● **Aim**
Report how many lines of the entries below contain the word "Municipal", and nothing more.

● **Material supplied**
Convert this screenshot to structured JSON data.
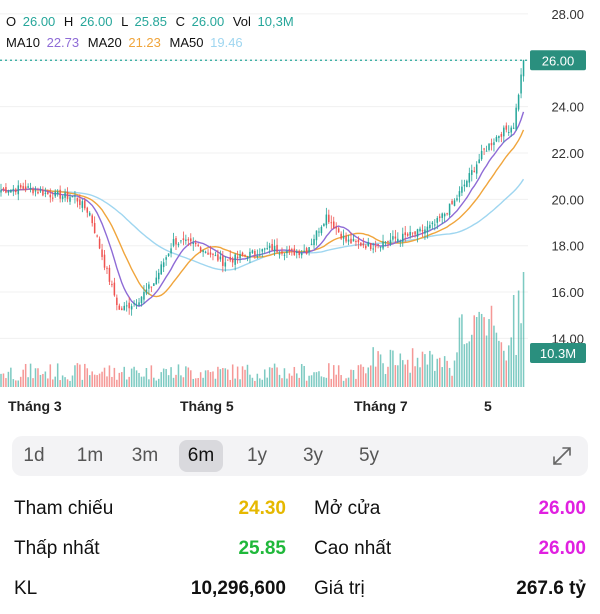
{
  "ohlc_header": {
    "o_label": "O",
    "o_value": "26.00",
    "h_label": "H",
    "h_value": "26.00",
    "l_label": "L",
    "l_value": "25.85",
    "c_label": "C",
    "c_value": "26.00",
    "vol_label": "Vol",
    "vol_value": "10,3M"
  },
  "ma_header": {
    "ma10_label": "MA10",
    "ma10_value": "22.73",
    "ma20_label": "MA20",
    "ma20_value": "21.23",
    "ma50_label": "MA50",
    "ma50_value": "19.46"
  },
  "colors": {
    "up": "#26a69a",
    "down": "#ef5350",
    "ma10": "#8e6bd6",
    "ma20": "#f0a53c",
    "ma50": "#9fd6f0",
    "yellow": "#e6b800",
    "green": "#1fb83a",
    "magenta": "#e020e0"
  },
  "chart_data": {
    "type": "candlestick",
    "y_range": [
      13.5,
      28.6
    ],
    "y_ticks": [
      "28.00",
      "26.00",
      "24.00",
      "22.00",
      "20.00",
      "18.00",
      "16.00",
      "14.00"
    ],
    "x_labels": [
      "Tháng 3",
      "Tháng 5",
      "Tháng 7",
      "5"
    ],
    "last_price_label": "26.00",
    "volume_label": "10.3M",
    "series_names": [
      "MA10",
      "MA20",
      "MA50"
    ]
  },
  "timeframes": [
    "1d",
    "1m",
    "3m",
    "6m",
    "1y",
    "3y",
    "5y"
  ],
  "selected_timeframe": "6m",
  "stats": {
    "ref_label": "Tham chiếu",
    "ref_value": "24.30",
    "open_label": "Mở cửa",
    "open_value": "26.00",
    "low_label": "Thấp nhất",
    "low_value": "25.85",
    "high_label": "Cao nhất",
    "high_value": "26.00",
    "vol_label": "KL",
    "vol_value": "10,296,600",
    "value_label": "Giá trị",
    "value_value": "267.6 tỷ"
  }
}
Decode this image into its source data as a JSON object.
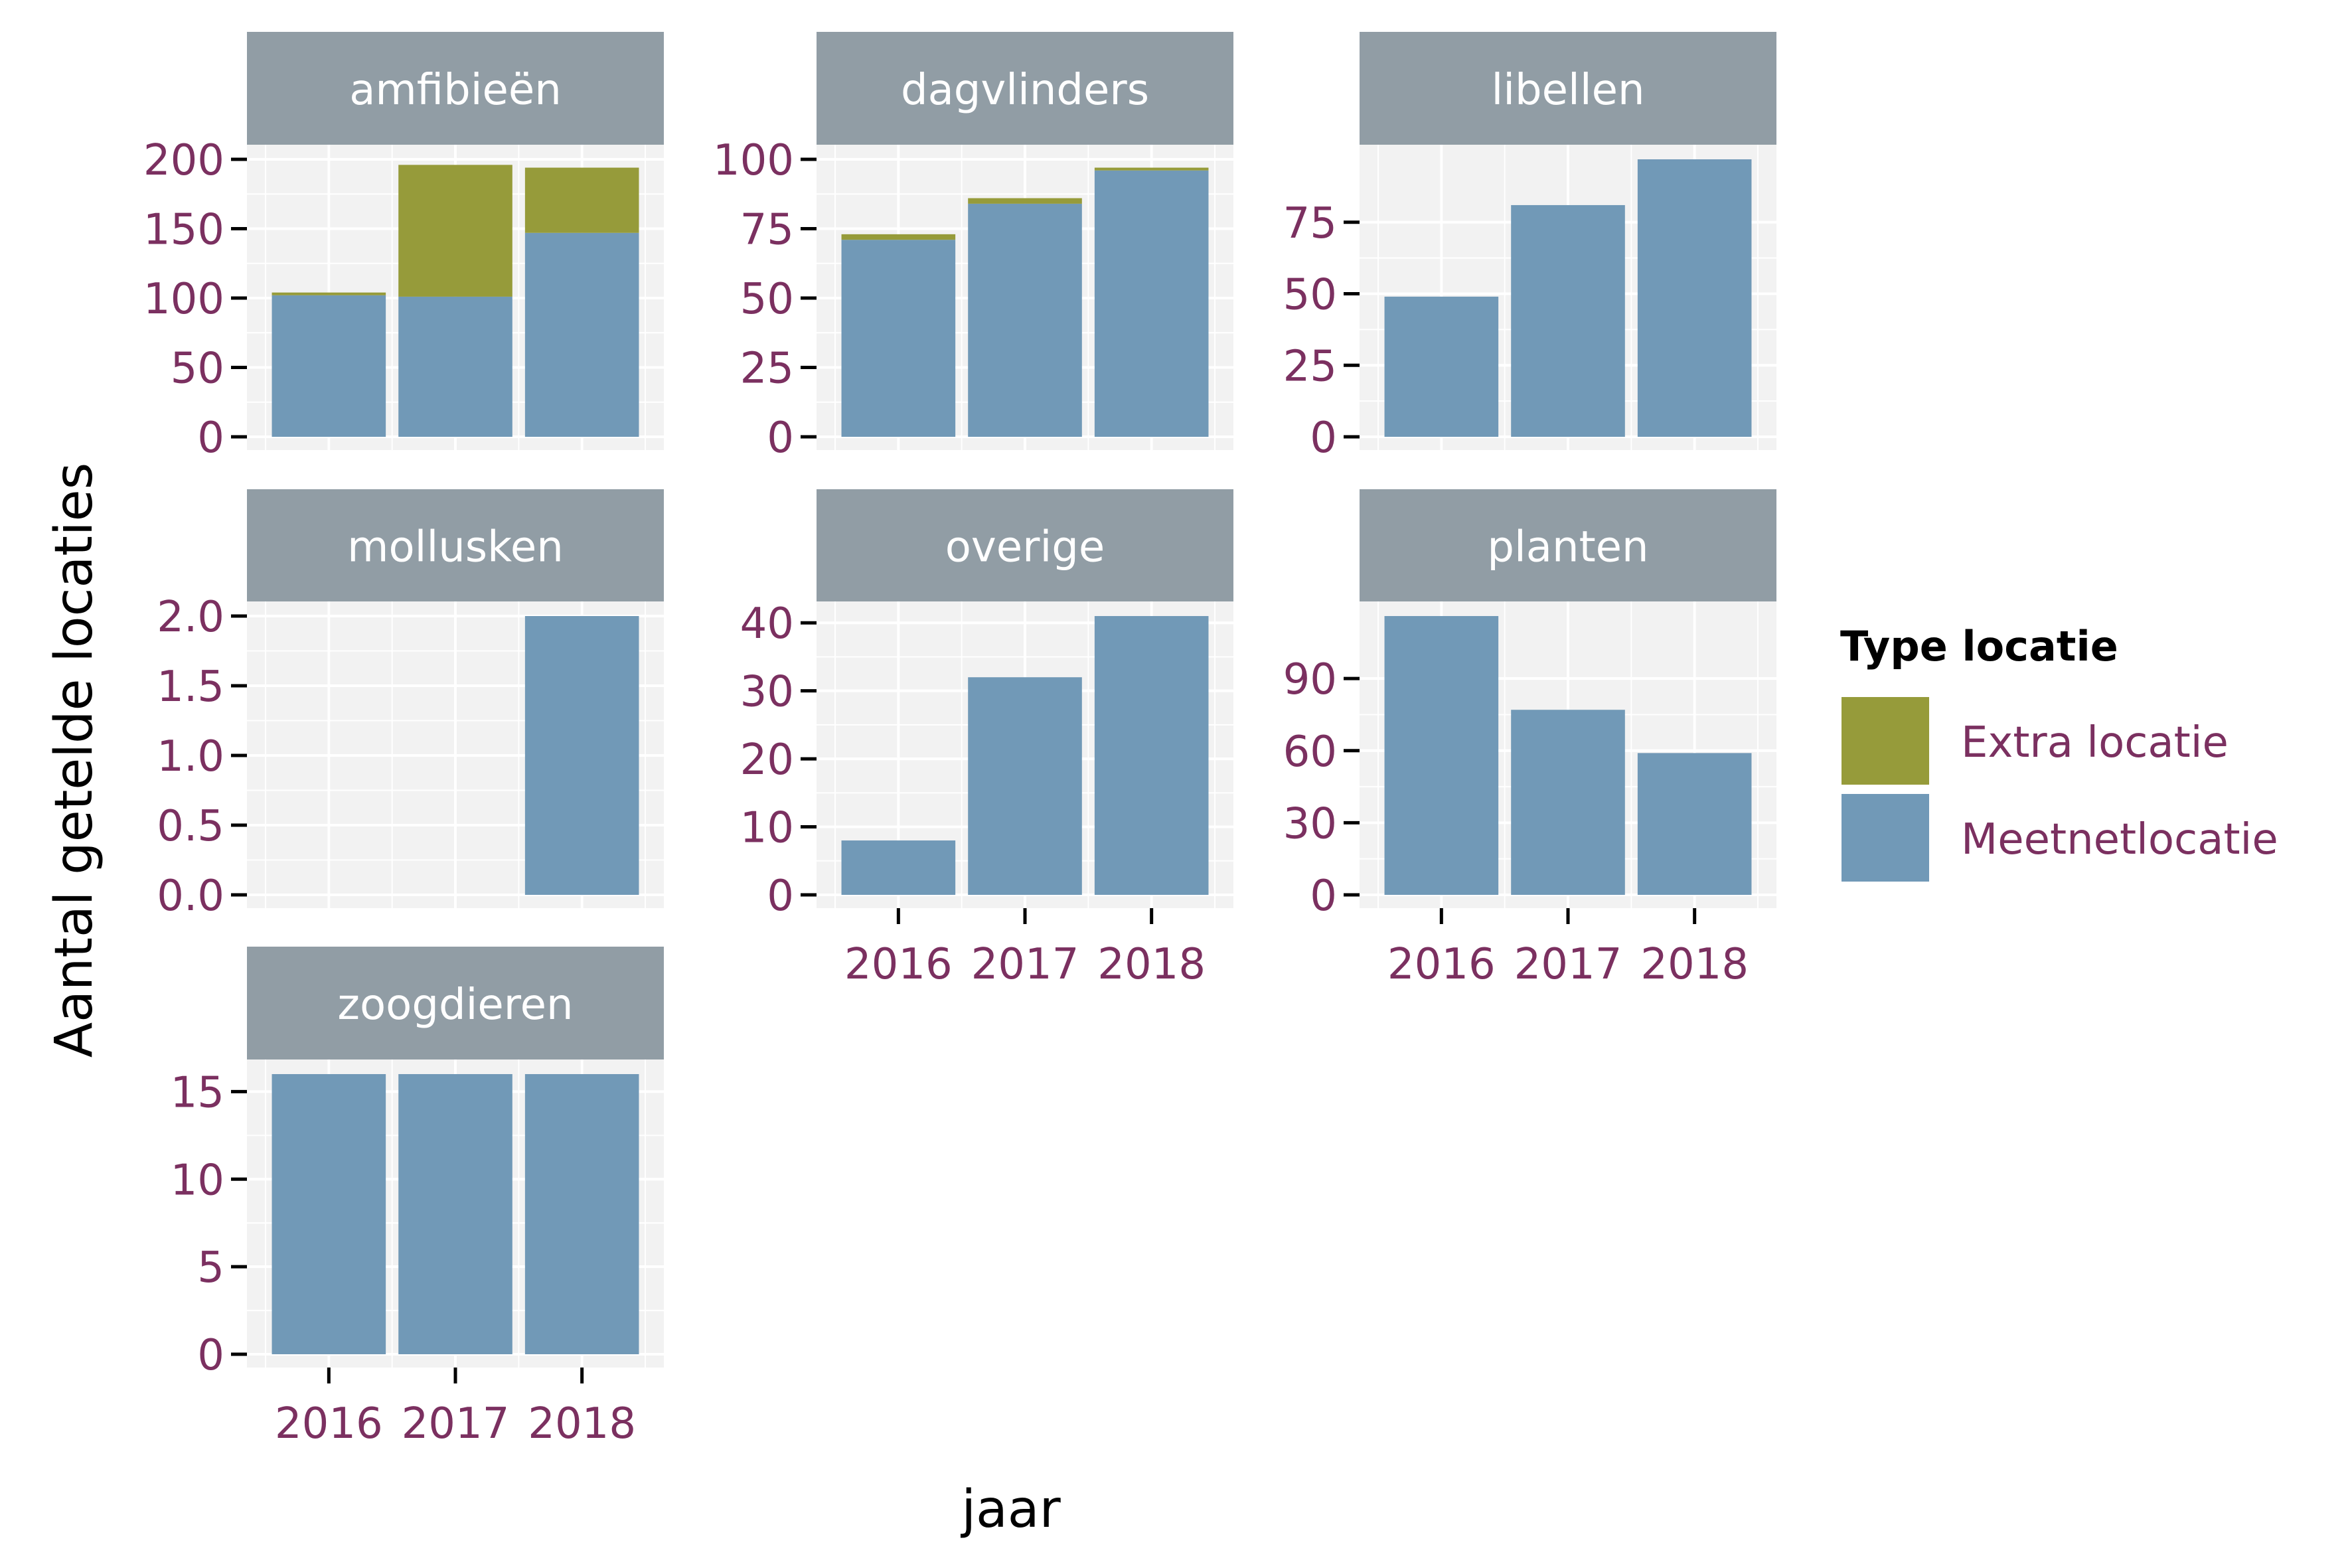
{
  "colors": {
    "extra": "#969B3A",
    "meetnet": "#7199B7",
    "strip": "#919DA5",
    "panel": "#F2F2F2",
    "grid": "#FFFFFF",
    "tick_text": "#7B3060",
    "text": "#000000",
    "strip_text": "#FFFFFF"
  },
  "chart_data": {
    "type": "bar",
    "stacked": true,
    "xlabel": "jaar",
    "ylabel": "Aantal getelde locaties",
    "categories": [
      "2016",
      "2017",
      "2018"
    ],
    "legend": {
      "title": "Type locatie",
      "position": "right",
      "items": [
        {
          "label": "Extra locatie",
          "color_key": "extra"
        },
        {
          "label": "Meetnetlocatie",
          "color_key": "meetnet"
        }
      ]
    },
    "grid": true,
    "facets": [
      {
        "label": "amfibieën",
        "ylim": [
          0,
          200
        ],
        "yticks": [
          0,
          50,
          100,
          150,
          200
        ],
        "tick_labels": [
          "0",
          "50",
          "100",
          "150",
          "200"
        ],
        "series": [
          {
            "name": "Meetnetlocatie",
            "values": [
              102,
              101,
              147
            ]
          },
          {
            "name": "Extra locatie",
            "values": [
              2,
              95,
              47
            ]
          }
        ]
      },
      {
        "label": "dagvlinders",
        "ylim": [
          0,
          100
        ],
        "yticks": [
          0,
          25,
          50,
          75,
          100
        ],
        "tick_labels": [
          "0",
          "25",
          "50",
          "75",
          "100"
        ],
        "series": [
          {
            "name": "Meetnetlocatie",
            "values": [
              71,
              84,
              96
            ]
          },
          {
            "name": "Extra locatie",
            "values": [
              2,
              2,
              1
            ]
          }
        ]
      },
      {
        "label": "libellen",
        "ylim": [
          0,
          97
        ],
        "yticks": [
          0,
          25,
          50,
          75
        ],
        "tick_labels": [
          "0",
          "25",
          "50",
          "75"
        ],
        "series": [
          {
            "name": "Meetnetlocatie",
            "values": [
              49,
              81,
              97
            ]
          },
          {
            "name": "Extra locatie",
            "values": [
              0,
              0,
              0
            ]
          }
        ]
      },
      {
        "label": "mollusken",
        "ylim": [
          0,
          2
        ],
        "yticks": [
          0,
          0.5,
          1,
          1.5,
          2
        ],
        "tick_labels": [
          "0.0",
          "0.5",
          "1.0",
          "1.5",
          "2.0"
        ],
        "series": [
          {
            "name": "Meetnetlocatie",
            "values": [
              0,
              0,
              2
            ]
          },
          {
            "name": "Extra locatie",
            "values": [
              0,
              0,
              0
            ]
          }
        ]
      },
      {
        "label": "overige",
        "ylim": [
          0,
          41
        ],
        "yticks": [
          0,
          10,
          20,
          30,
          40
        ],
        "tick_labels": [
          "0",
          "10",
          "20",
          "30",
          "40"
        ],
        "series": [
          {
            "name": "Meetnetlocatie",
            "values": [
              8,
              32,
              41
            ]
          },
          {
            "name": "Extra locatie",
            "values": [
              0,
              0,
              0
            ]
          }
        ]
      },
      {
        "label": "planten",
        "ylim": [
          0,
          116
        ],
        "yticks": [
          0,
          30,
          60,
          90
        ],
        "tick_labels": [
          "0",
          "30",
          "60",
          "90"
        ],
        "series": [
          {
            "name": "Meetnetlocatie",
            "values": [
              116,
              77,
              59
            ]
          },
          {
            "name": "Extra locatie",
            "values": [
              0,
              0,
              0
            ]
          }
        ]
      },
      {
        "label": "zoogdieren",
        "ylim": [
          0,
          16
        ],
        "yticks": [
          0,
          5,
          10,
          15
        ],
        "tick_labels": [
          "0",
          "5",
          "10",
          "15"
        ],
        "series": [
          {
            "name": "Meetnetlocatie",
            "values": [
              16,
              16,
              16
            ]
          },
          {
            "name": "Extra locatie",
            "values": [
              0,
              0,
              0
            ]
          }
        ]
      }
    ]
  }
}
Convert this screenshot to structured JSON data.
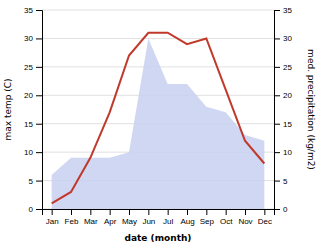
{
  "chart_data": {
    "type": "line",
    "categories": [
      "Jan",
      "Feb",
      "Mar",
      "Apr",
      "May",
      "Jun",
      "Jul",
      "Aug",
      "Sep",
      "Oct",
      "Nov",
      "Dec"
    ],
    "series": [
      {
        "type": "area",
        "axis": "y2",
        "color": "#c8d0f0",
        "values": [
          6,
          9,
          9,
          9,
          10,
          30,
          22,
          22,
          18,
          17,
          13,
          12
        ]
      },
      {
        "type": "line",
        "color": "#c0392b",
        "values": [
          1,
          3,
          9,
          17,
          27,
          31,
          31,
          29,
          30,
          21,
          12,
          8
        ]
      }
    ],
    "xlabel": "date (month)",
    "ylabel": "max temp (C)",
    "y2label": "med. precipitation (kg/m2)",
    "ylim": [
      0,
      35
    ],
    "yticks": [
      0,
      5,
      10,
      15,
      20,
      25,
      30,
      35
    ],
    "y2lim": [
      0,
      35
    ],
    "y2ticks": [
      0,
      5,
      10,
      15,
      20,
      25,
      30,
      35
    ],
    "grid": true
  }
}
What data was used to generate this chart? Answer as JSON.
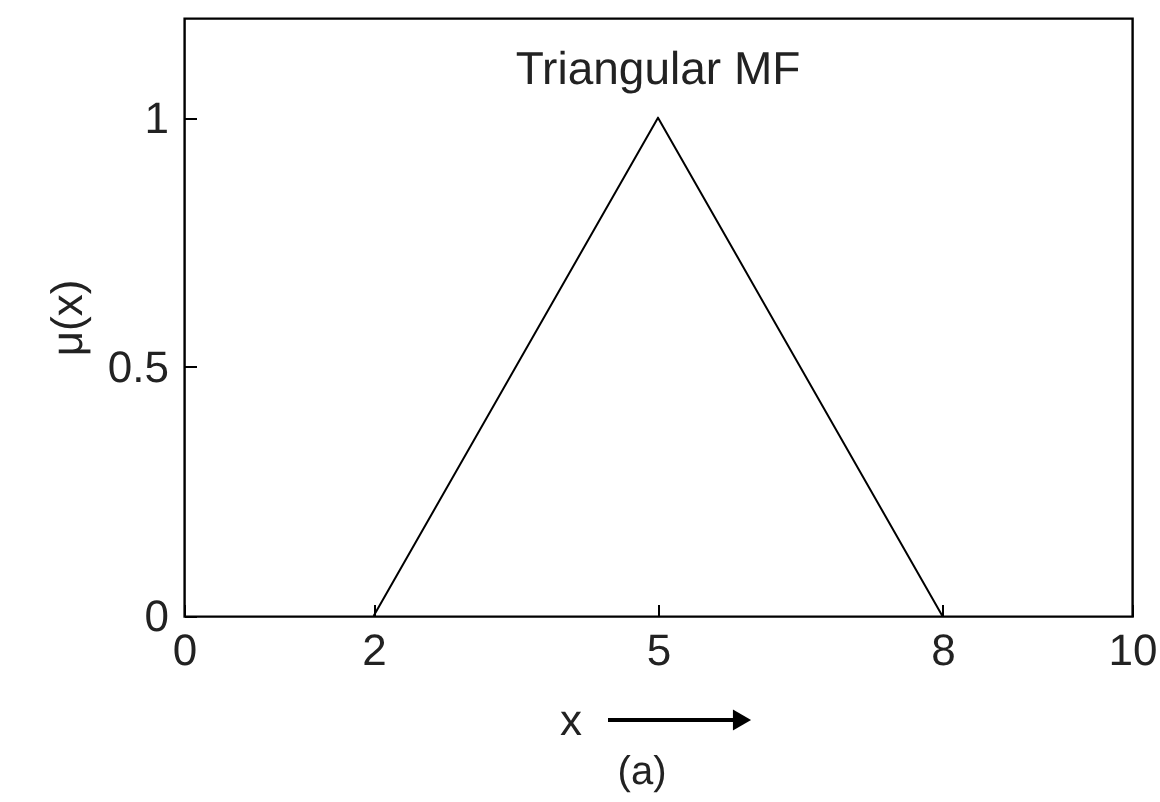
{
  "chart_data": {
    "type": "line",
    "title": "Triangular MF",
    "xlabel": "x",
    "ylabel": "μ(x)",
    "annotations": [
      "(a)"
    ],
    "x": [
      2,
      5,
      8
    ],
    "series": [
      {
        "color": "#000000",
        "values": [
          0,
          1,
          0
        ]
      }
    ],
    "xlim": [
      0,
      10
    ],
    "ylim": [
      0,
      1.2
    ],
    "xticks": [
      0,
      2,
      5,
      8,
      10
    ],
    "yticks": [
      0,
      0.5,
      1
    ],
    "line_style": "solid"
  }
}
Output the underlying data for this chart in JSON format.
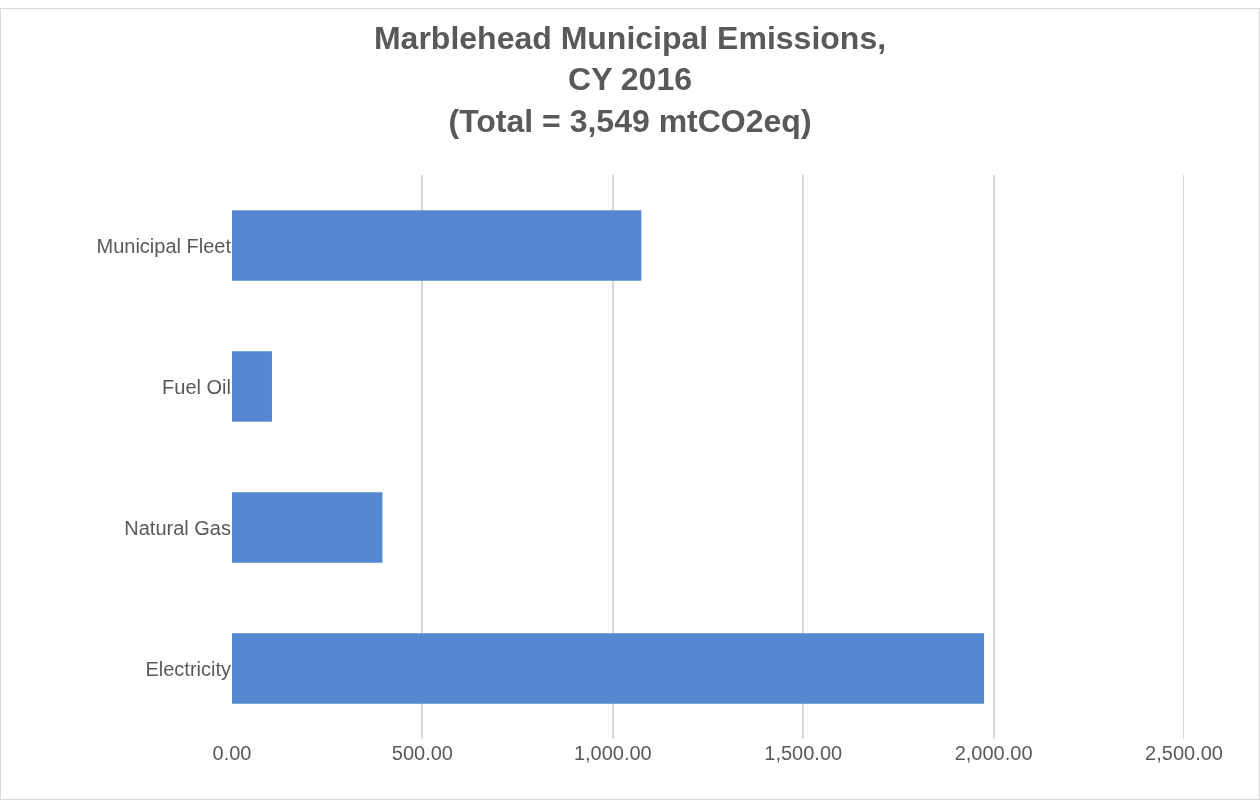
{
  "chart_data": {
    "type": "bar",
    "orientation": "horizontal",
    "title": "Marblehead Municipal Emissions,\nCY 2016\n(Total = 3,549 mtCO2eq)",
    "categories": [
      "Municipal Fleet",
      "Fuel Oil",
      "Natural Gas",
      "Electricity"
    ],
    "values": [
      1075,
      105,
      395,
      1975
    ],
    "color": "#5588d1",
    "xlim": [
      0,
      2500
    ],
    "xticks": [
      {
        "value": 0,
        "label": "0.00"
      },
      {
        "value": 500,
        "label": "500.00"
      },
      {
        "value": 1000,
        "label": "1,000.00"
      },
      {
        "value": 1500,
        "label": "1,500.00"
      },
      {
        "value": 2000,
        "label": "2,000.00"
      },
      {
        "value": 2500,
        "label": "2,500.00"
      }
    ],
    "grid": "x"
  }
}
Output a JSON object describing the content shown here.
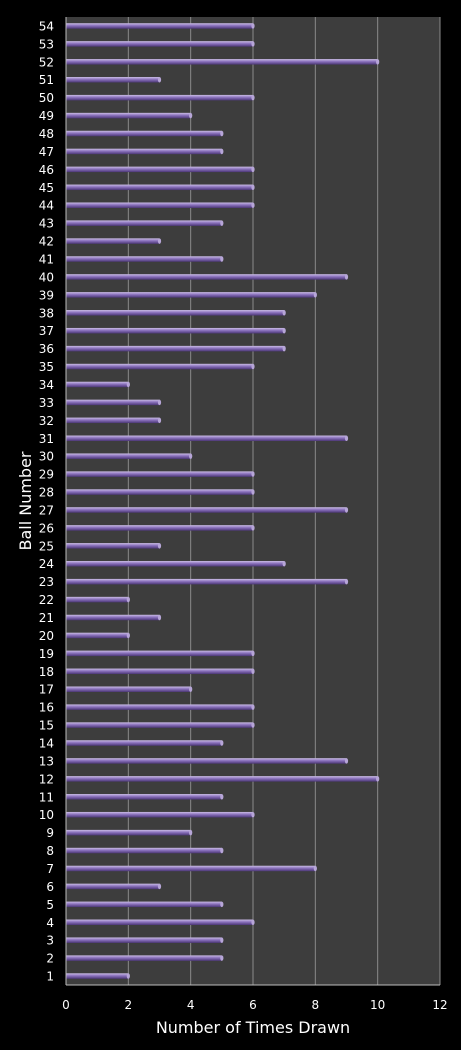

● **Answer below**
2